Omit images. Retype all entries verbatim.

-------- Material to process

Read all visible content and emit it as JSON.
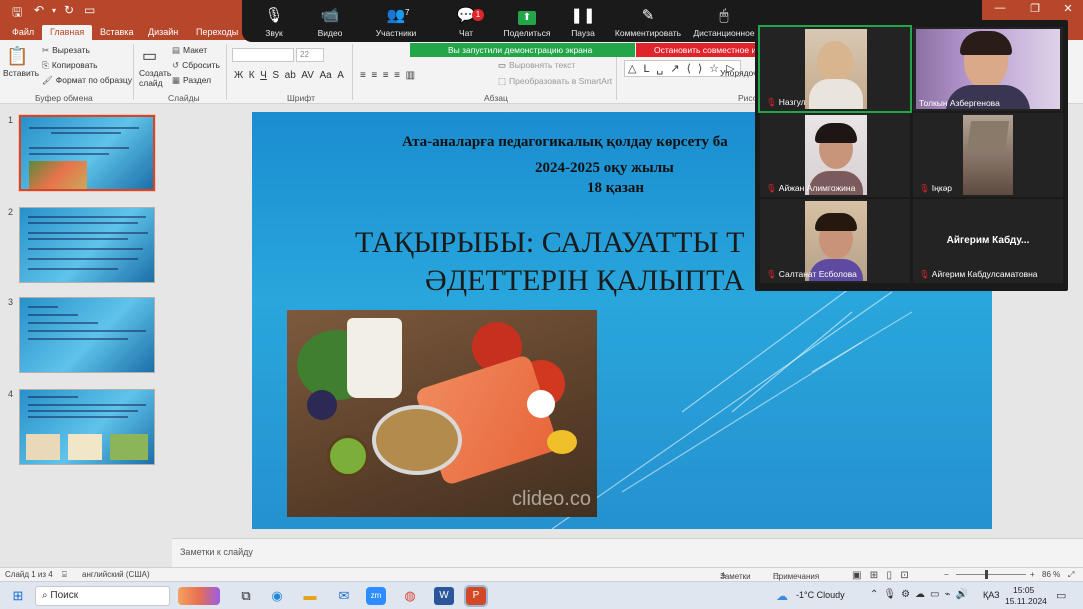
{
  "titlebar": {
    "color": "#b7472a",
    "save_icon": "save-icon",
    "undo_icon": "undo-icon",
    "restore_icon": "restore-icon",
    "close_icon": "close-icon"
  },
  "ribbon_tabs": [
    "Файл",
    "Главная",
    "Вставка",
    "Дизайн",
    "Переходы"
  ],
  "ribbon": {
    "paste": "Вставить",
    "cut": "Вырезать",
    "copy": "Копировать",
    "format_painter": "Формат по образцу",
    "clipboard_group": "Буфер обмена",
    "new_slide": "Создать слайд",
    "layout": "Макет",
    "reset": "Сбросить",
    "section": "Раздел",
    "slides_group": "Слайды",
    "font_size": "22",
    "font_group": "Шрифт",
    "paragraph_group": "Абзац",
    "align_text": "Выровнять текст",
    "convert_smartart": "Преобразовать в SmartArt",
    "arrange": "Упорядоч",
    "drawing_group_partial": "Рисо"
  },
  "zoom_toolbar": {
    "items": [
      {
        "icon": "microphone-icon",
        "label": "Звук"
      },
      {
        "icon": "video-camera-icon",
        "label": "Видео"
      },
      {
        "icon": "participants-icon",
        "label": "Участники",
        "count": "7"
      },
      {
        "icon": "chat-icon",
        "label": "Чат",
        "badge": "1"
      },
      {
        "icon": "share-screen-icon",
        "label": "Поделиться"
      },
      {
        "icon": "pause-icon",
        "label": "Пауза"
      },
      {
        "icon": "annotate-icon",
        "label": "Комментировать"
      },
      {
        "icon": "remote-control-icon",
        "label": "Дистанционное"
      }
    ],
    "sharing_notice": "Вы запустили демонстрацию экрана",
    "stop_sharing": "Остановить совместное испо"
  },
  "thumbnails": [
    {
      "number": "1",
      "selected": true
    },
    {
      "number": "2",
      "selected": false
    },
    {
      "number": "3",
      "selected": false
    },
    {
      "number": "4",
      "selected": false
    }
  ],
  "slide": {
    "line1": "Ата-аналарға педагогикалық қолдау көрсету ба",
    "line2": "2024-2025 оқу жылы",
    "line3": "18 қазан",
    "title_line1": "ТАҚЫРЫБЫ: САЛАУАТТЫ Т",
    "title_line2": "ӘДЕТТЕРІН ҚАЛЫПТА",
    "watermark": "clideo.co"
  },
  "notes_placeholder": "Заметки к слайду",
  "statusbar": {
    "slide_counter": "Слайд 1 из 4",
    "language": "английский (США)",
    "notes": "Заметки",
    "comments": "Примечания",
    "zoom": "86 %"
  },
  "taskbar": {
    "search": "Поиск",
    "weather": "-1°C  Cloudy",
    "keyboard": "ҚАЗ",
    "time": "15:05",
    "date": "15.11.2024"
  },
  "participants": [
    {
      "name": "Назгул",
      "active": true
    },
    {
      "name": "Толкын Азбергенова",
      "active": false
    },
    {
      "name": "Айжан Алимгожина",
      "active": false
    },
    {
      "name": "Іңкәр",
      "active": false
    },
    {
      "name": "Салтанат Есболова",
      "active": false
    },
    {
      "name": "Айгерим Кабдулсаматовна",
      "active": false,
      "display_text": "Айгерим Кабду..."
    }
  ]
}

----------------

(Full answer)
Read all visible content and emit it as JSON.
{
  "titlebar": {
    "color": "#b7472a",
    "save_icon": "save-icon",
    "undo_icon": "undo-icon",
    "restore_icon": "restore-icon",
    "close_icon": "close-icon"
  },
  "ribbon_tabs": [
    "Файл",
    "Главная",
    "Вставка",
    "Дизайн",
    "Переходы"
  ],
  "ribbon": {
    "paste": "Вставить",
    "cut": "Вырезать",
    "copy": "Копировать",
    "format_painter": "Формат по образцу",
    "clipboard_group": "Буфер обмена",
    "new_slide": "Создать слайд",
    "layout": "Макет",
    "reset": "Сбросить",
    "section": "Раздел",
    "slides_group": "Слайды",
    "font_size": "22",
    "font_group": "Шрифт",
    "paragraph_group": "Абзац",
    "align_text": "Выровнять текст",
    "convert_smartart": "Преобразовать в SmartArt",
    "arrange": "Упорядоч",
    "drawing_group_partial": "Рисо"
  },
  "zoom_toolbar": {
    "items": [
      {
        "icon": "microphone-icon",
        "label": "Звук"
      },
      {
        "icon": "video-camera-icon",
        "label": "Видео"
      },
      {
        "icon": "participants-icon",
        "label": "Участники",
        "count": "7"
      },
      {
        "icon": "chat-icon",
        "label": "Чат",
        "badge": "1"
      },
      {
        "icon": "share-screen-icon",
        "label": "Поделиться"
      },
      {
        "icon": "pause-icon",
        "label": "Пауза"
      },
      {
        "icon": "annotate-icon",
        "label": "Комментировать"
      },
      {
        "icon": "remote-control-icon",
        "label": "Дистанционное"
      }
    ],
    "sharing_notice": "Вы запустили демонстрацию экрана",
    "stop_sharing": "Остановить совместное испо"
  },
  "thumbnails": [
    {
      "number": "1",
      "selected": true
    },
    {
      "number": "2",
      "selected": false
    },
    {
      "number": "3",
      "selected": false
    },
    {
      "number": "4",
      "selected": false
    }
  ],
  "slide": {
    "line1": "Ата-аналарға педагогикалық қолдау көрсету ба",
    "line2": "2024-2025 оқу жылы",
    "line3": "18 қазан",
    "title_line1": "ТАҚЫРЫБЫ: САЛАУАТТЫ Т",
    "title_line2": "ӘДЕТТЕРІН ҚАЛЫПТА",
    "watermark": "clideo.co"
  },
  "notes_placeholder": "Заметки к слайду",
  "statusbar": {
    "slide_counter": "Слайд 1 из 4",
    "language": "английский (США)",
    "notes": "Заметки",
    "comments": "Примечания",
    "zoom": "86 %"
  },
  "taskbar": {
    "search": "Поиск",
    "weather": "-1°C  Cloudy",
    "keyboard": "ҚАЗ",
    "time": "15:05",
    "date": "15.11.2024"
  },
  "participants": [
    {
      "name": "Назгул",
      "active": true
    },
    {
      "name": "Толкын Азбергенова",
      "active": false
    },
    {
      "name": "Айжан Алимгожина",
      "active": false
    },
    {
      "name": "Іңкәр",
      "active": false
    },
    {
      "name": "Салтанат Есболова",
      "active": false
    },
    {
      "name": "Айгерим Кабдулсаматовна",
      "active": false,
      "display_text": "Айгерим Кабду..."
    }
  ]
}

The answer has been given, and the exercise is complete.